* **YOUR GOAL**
Of all the lines in the records below, how many hold the word "Dollar"? Give the number alone.
##### SOURCE MATERIAL #####
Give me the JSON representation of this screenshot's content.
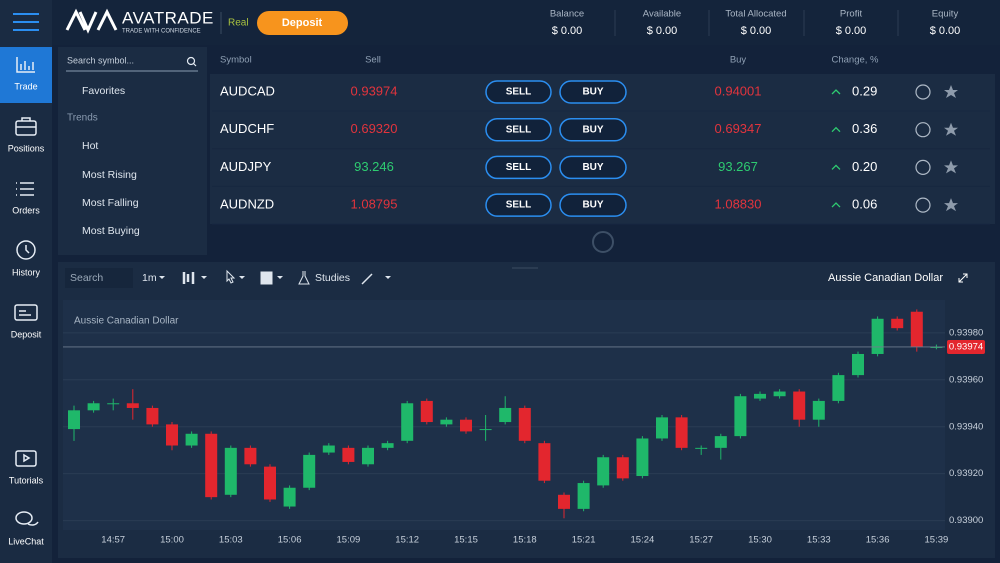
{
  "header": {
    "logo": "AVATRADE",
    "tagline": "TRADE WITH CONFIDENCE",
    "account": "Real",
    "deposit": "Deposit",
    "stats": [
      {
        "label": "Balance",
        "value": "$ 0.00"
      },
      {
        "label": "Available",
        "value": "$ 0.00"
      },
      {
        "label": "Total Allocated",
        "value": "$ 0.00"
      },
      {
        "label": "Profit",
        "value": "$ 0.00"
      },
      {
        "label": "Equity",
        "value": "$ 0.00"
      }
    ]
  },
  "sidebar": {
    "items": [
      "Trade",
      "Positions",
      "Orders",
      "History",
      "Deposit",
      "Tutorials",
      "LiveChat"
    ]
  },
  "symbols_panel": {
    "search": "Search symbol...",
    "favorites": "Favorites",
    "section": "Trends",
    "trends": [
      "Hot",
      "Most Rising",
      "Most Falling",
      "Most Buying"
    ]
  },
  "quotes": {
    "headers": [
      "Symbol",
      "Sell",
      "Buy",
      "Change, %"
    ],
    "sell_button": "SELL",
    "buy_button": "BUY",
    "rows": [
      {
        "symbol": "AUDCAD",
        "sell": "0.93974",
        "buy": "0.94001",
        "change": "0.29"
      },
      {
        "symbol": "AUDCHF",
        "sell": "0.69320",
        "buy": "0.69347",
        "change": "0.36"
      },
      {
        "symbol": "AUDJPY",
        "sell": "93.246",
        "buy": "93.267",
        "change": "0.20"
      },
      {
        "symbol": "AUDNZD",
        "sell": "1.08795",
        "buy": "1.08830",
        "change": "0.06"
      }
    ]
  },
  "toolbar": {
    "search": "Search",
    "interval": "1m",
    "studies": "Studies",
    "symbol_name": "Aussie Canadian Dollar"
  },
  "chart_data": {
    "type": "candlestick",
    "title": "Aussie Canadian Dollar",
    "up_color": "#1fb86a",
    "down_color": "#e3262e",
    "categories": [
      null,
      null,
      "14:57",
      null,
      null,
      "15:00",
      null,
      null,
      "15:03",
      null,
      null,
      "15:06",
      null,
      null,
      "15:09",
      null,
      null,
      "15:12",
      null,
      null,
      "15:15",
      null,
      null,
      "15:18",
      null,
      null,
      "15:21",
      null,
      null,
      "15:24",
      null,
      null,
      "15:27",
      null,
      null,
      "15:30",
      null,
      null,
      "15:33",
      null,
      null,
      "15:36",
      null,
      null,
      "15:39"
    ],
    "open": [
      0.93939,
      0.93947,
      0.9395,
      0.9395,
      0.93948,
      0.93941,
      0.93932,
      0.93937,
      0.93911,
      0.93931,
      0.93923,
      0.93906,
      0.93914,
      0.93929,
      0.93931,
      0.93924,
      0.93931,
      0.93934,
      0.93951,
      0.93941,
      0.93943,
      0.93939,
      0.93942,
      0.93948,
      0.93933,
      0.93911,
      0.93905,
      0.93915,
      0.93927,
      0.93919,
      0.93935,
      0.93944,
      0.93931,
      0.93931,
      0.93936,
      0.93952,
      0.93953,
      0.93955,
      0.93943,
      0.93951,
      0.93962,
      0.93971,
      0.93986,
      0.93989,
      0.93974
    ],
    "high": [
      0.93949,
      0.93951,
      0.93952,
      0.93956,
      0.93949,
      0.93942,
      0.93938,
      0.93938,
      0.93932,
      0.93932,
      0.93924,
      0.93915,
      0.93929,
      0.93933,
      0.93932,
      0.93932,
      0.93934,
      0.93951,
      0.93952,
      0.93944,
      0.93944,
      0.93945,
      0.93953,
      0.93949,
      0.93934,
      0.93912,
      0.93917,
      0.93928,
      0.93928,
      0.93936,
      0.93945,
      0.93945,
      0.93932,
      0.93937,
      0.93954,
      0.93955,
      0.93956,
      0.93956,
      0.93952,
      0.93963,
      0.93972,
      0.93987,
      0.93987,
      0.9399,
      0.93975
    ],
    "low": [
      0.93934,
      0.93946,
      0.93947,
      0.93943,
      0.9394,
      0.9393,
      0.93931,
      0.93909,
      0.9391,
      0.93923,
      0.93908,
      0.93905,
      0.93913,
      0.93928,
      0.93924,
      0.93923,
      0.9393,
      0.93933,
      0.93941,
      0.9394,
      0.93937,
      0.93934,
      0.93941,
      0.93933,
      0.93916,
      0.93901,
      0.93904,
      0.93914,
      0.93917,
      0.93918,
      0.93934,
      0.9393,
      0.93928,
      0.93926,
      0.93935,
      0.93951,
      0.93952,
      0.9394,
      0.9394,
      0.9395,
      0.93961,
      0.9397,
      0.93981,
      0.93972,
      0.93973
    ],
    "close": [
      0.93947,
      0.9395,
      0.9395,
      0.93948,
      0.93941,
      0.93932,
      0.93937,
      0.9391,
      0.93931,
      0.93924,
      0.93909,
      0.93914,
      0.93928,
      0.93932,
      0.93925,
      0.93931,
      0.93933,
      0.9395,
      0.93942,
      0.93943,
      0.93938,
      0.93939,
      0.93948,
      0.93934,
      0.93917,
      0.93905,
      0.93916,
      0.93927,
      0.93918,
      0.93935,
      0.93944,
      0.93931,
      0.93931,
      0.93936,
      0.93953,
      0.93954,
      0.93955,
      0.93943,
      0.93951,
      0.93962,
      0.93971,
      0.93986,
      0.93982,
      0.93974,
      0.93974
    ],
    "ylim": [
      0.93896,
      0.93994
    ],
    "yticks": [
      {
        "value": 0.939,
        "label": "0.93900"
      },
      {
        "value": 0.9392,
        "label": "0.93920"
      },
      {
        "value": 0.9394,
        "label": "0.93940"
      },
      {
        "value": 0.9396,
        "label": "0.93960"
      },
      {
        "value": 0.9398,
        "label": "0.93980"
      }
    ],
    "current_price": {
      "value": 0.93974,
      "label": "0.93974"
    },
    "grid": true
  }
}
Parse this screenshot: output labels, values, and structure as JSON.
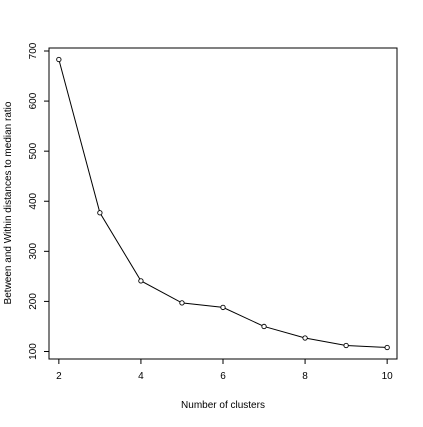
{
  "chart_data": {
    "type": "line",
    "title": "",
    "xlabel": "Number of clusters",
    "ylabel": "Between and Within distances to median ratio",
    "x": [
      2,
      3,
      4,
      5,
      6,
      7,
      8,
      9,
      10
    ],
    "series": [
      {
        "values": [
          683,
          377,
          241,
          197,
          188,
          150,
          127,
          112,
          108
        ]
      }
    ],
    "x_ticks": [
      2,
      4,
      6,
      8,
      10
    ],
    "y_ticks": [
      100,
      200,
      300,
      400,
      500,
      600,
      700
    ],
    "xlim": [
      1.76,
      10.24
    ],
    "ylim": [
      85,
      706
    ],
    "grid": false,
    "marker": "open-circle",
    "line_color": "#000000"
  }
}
#####
* **RESPONSE TO THE EXERCISE**
2